» Written exercise: Copy each entry as it stands, leaving nothing out.

**** Material to process ****

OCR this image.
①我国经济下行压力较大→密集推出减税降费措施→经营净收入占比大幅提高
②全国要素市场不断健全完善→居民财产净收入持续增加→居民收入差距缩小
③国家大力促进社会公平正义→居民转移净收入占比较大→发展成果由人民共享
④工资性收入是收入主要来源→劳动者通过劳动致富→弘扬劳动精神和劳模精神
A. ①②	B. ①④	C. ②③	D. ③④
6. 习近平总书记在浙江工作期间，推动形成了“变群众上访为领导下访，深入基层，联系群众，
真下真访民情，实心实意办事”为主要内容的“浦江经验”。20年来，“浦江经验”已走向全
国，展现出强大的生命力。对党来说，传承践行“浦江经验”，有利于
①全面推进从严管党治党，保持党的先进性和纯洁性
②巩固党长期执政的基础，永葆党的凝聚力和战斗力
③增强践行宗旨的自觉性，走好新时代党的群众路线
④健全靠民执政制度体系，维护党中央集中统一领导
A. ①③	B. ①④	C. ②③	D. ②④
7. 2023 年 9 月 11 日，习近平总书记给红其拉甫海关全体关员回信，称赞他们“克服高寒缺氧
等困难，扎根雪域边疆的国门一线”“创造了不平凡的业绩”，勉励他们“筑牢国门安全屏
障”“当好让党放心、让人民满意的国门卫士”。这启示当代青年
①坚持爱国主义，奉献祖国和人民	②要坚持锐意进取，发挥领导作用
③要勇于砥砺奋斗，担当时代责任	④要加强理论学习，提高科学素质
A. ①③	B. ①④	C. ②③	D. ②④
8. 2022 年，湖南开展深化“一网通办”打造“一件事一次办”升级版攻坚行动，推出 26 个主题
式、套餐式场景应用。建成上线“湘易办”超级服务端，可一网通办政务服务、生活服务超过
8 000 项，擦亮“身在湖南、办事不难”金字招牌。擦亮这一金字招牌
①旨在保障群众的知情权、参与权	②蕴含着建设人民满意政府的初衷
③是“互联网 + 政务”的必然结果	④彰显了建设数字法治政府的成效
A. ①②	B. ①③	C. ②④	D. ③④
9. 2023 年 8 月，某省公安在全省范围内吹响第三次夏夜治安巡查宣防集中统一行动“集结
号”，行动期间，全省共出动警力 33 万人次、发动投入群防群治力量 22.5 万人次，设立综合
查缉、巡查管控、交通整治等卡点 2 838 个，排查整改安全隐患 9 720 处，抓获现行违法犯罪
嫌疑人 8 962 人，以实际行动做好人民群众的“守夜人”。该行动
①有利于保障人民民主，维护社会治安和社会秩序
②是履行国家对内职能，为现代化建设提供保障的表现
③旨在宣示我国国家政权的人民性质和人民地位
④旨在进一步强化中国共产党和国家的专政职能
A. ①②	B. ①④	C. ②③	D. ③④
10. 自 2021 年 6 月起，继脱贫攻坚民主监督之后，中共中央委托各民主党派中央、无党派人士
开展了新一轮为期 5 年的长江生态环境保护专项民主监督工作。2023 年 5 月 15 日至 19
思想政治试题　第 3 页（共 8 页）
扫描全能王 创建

****

» Solution:
OCR this image.
①我国经济下行压力较大→密集推出减税降费措施→经营净收入占比大幅提高
②全国要素市场不断健全完善→居民财产净收入持续增加→居民收入差距缩小
③国家大力促进社会公平正义→居民转移净收入占比较大→发展成果由人民共享
④工资性收入是收入主要来源→劳动者通过劳动致富→弘扬劳动精神和劳模精神
A. ①②	B. ①④	C. ②③	D. ③④
6. 习近平总书记在浙江工作期间，推动形成了“变群众上访为领导下访，深入基层，联系群众，
真下真访民情，实心实意办事”为主要内容的“浦江经验”。20年来，“浦江经验”已走向全
国，展现出强大的生命力。对党来说，传承践行“浦江经验”，有利于
①全面推进从严管党治党，保持党的先进性和纯洁性
②巩固党长期执政的基础，永葆党的凝聚力和战斗力
③增强践行宗旨的自觉性，走好新时代党的群众路线
④健全靠民执政制度体系，维护党中央集中统一领导
A. ①③	B. ①④	C. ②③	D. ②④
7. 2023 年 9 月 11 日，习近平总书记给红其拉甫海关全体关员回信，称赞他们“克服高寒缺氧
等困难，扎根雪域边疆的国门一线”“创造了不平凡的业绩”，勉励他们“筑牢国门安全屏
障”“当好让党放心、让人民满意的国门卫士”。这启示当代青年
①坚持爱国主义，奉献祖国和人民	②要坚持锐意进取，发挥领导作用
③要勇于砥砺奋斗，担当时代责任	④要加强理论学习，提高科学素质
A. ①③	B. ①④	C. ②③	D. ②④
8. 2022 年，湖南开展深化“一网通办”打造“一件事一次办”升级版攻坚行动，推出 26 个主题
式、套餐式场景应用。建成上线“湘易办”超级服务端，可一网通办政务服务、生活服务超过
8 000 项，擦亮“身在湖南、办事不难”金字招牌。擦亮这一金字招牌
①旨在保障群众的知情权、参与权	②蕴含着建设人民满意政府的初衷
③是“互联网 + 政务”的必然结果	④彰显了建设数字法治政府的成效
A. ①②	B. ①③	C. ②④	D. ③④
9. 2023 年 8 月，某省公安在全省范围内吹响第三次夏夜治安巡查宣防集中统一行动“集结
号”，行动期间，全省共出动警力 33 万人次、发动投入群防群治力量 22.5 万人次，设立综合
查缉、巡查管控、交通整治等卡点 2 838 个，排查整改安全隐患 9 720 处，抓获现行违法犯罪
嫌疑人 8 962 人，以实际行动做好人民群众的“守夜人”。该行动
①有利于保障人民民主，维护社会治安和社会秩序
②是履行国家对内职能，为现代化建设提供保障的表现
③旨在宣示我国国家政权的人民性质和人民地位
④旨在进一步强化中国共产党和国家的专政职能
A. ①②	B. ①④	C. ②③	D. ③④
10. 自 2021 年 6 月起，继脱贫攻坚民主监督之后，中共中央委托各民主党派中央、无党派人士
开展了新一轮为期 5 年的长江生态环境保护专项民主监督工作。2023 年 5 月 15 日至 19
思想政治试题　第 3 页（共 8 页）
扫描全能王 创建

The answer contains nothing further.